Dataset items:
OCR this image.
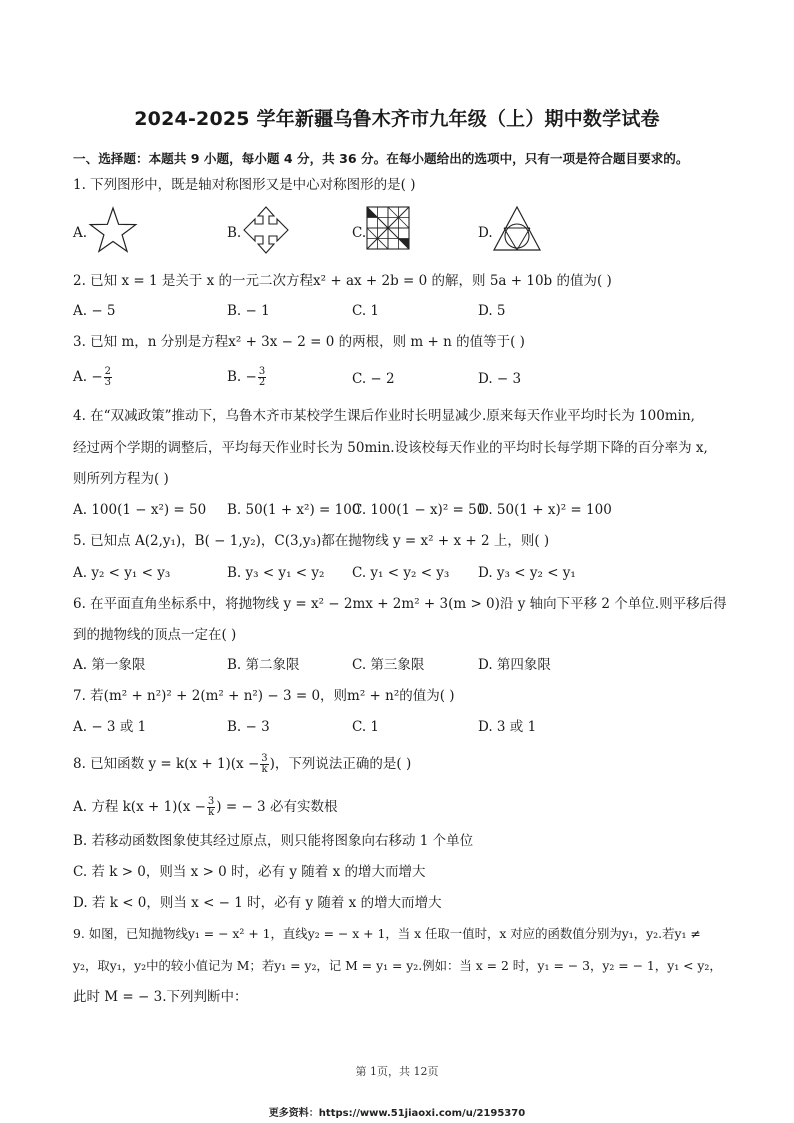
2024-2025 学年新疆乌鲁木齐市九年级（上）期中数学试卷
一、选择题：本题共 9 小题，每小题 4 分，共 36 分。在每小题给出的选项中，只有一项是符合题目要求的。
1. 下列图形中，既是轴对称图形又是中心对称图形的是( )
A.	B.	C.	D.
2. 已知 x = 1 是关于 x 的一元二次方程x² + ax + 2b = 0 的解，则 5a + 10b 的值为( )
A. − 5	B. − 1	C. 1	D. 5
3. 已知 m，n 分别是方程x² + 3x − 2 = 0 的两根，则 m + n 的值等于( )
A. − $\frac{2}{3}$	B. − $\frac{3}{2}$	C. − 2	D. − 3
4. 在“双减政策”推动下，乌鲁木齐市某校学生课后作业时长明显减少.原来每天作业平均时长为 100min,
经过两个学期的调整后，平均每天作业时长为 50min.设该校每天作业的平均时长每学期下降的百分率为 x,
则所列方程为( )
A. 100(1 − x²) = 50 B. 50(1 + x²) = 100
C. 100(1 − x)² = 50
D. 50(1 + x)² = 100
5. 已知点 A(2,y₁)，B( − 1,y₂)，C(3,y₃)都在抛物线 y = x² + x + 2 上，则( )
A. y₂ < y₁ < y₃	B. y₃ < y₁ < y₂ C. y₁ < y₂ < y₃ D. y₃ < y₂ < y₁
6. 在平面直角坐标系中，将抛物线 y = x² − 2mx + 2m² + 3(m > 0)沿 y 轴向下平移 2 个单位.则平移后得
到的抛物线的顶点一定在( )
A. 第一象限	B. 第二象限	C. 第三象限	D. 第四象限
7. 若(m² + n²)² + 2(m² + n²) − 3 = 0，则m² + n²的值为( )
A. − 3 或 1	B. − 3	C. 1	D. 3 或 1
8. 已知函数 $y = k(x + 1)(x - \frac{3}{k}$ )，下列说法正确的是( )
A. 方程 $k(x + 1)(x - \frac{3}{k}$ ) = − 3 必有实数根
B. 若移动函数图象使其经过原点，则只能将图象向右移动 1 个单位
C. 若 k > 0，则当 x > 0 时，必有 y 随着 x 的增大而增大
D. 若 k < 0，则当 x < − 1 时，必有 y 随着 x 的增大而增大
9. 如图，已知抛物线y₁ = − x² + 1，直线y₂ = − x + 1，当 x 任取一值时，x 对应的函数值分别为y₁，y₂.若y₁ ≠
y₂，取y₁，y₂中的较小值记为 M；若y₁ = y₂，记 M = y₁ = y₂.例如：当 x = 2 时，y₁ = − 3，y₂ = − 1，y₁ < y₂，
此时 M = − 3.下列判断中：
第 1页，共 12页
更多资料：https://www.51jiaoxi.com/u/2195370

TASK DIRECTIONS: Repeat everything in the records precisely. Images are excluded from the copy.

EXERCISE ANSWER:
OCR this image.
2024-2025 学年新疆乌鲁木齐市九年级（上）期中数学试卷
一、选择题：本题共 9 小题，每小题 4 分，共 36 分。在每小题给出的选项中，只有一项是符合题目要求的。
1. 下列图形中，既是轴对称图形又是中心对称图形的是( )
A.	B.	C.	D.
2. 已知 x = 1 是关于 x 的一元二次方程x² + ax + 2b = 0 的解，则 5a + 10b 的值为( )
A. − 5	B. − 1	C. 1	D. 5
3. 已知 m，n 分别是方程x² + 3x − 2 = 0 的两根，则 m + n 的值等于( )
A. − $\frac{2}{3}$	B. − $\frac{3}{2}$	C. − 2	D. − 3
4. 在“双减政策”推动下，乌鲁木齐市某校学生课后作业时长明显减少.原来每天作业平均时长为 100min,
经过两个学期的调整后，平均每天作业时长为 50min.设该校每天作业的平均时长每学期下降的百分率为 x,
则所列方程为( )
A. 100(1 − x²) = 50 B. 50(1 + x²) = 100
C. 100(1 − x)² = 50
D. 50(1 + x)² = 100
5. 已知点 A(2,y₁)，B( − 1,y₂)，C(3,y₃)都在抛物线 y = x² + x + 2 上，则( )
A. y₂ < y₁ < y₃	B. y₃ < y₁ < y₂ C. y₁ < y₂ < y₃ D. y₃ < y₂ < y₁
6. 在平面直角坐标系中，将抛物线 y = x² − 2mx + 2m² + 3(m > 0)沿 y 轴向下平移 2 个单位.则平移后得
到的抛物线的顶点一定在( )
A. 第一象限	B. 第二象限	C. 第三象限	D. 第四象限
7. 若(m² + n²)² + 2(m² + n²) − 3 = 0，则m² + n²的值为( )
A. − 3 或 1	B. − 3	C. 1	D. 3 或 1
8. 已知函数 $y = k(x + 1)(x - \frac{3}{k}$ )，下列说法正确的是( )
A. 方程 $k(x + 1)(x - \frac{3}{k}$ ) = − 3 必有实数根
B. 若移动函数图象使其经过原点，则只能将图象向右移动 1 个单位
C. 若 k > 0，则当 x > 0 时，必有 y 随着 x 的增大而增大
D. 若 k < 0，则当 x < − 1 时，必有 y 随着 x 的增大而增大
9. 如图，已知抛物线y₁ = − x² + 1，直线y₂ = − x + 1，当 x 任取一值时，x 对应的函数值分别为y₁，y₂.若y₁ ≠
y₂，取y₁，y₂中的较小值记为 M；若y₁ = y₂，记 M = y₁ = y₂.例如：当 x = 2 时，y₁ = − 3，y₂ = − 1，y₁ < y₂，
此时 M = − 3.下列判断中：
第 1页，共 12页
更多资料：https://www.51jiaoxi.com/u/2195370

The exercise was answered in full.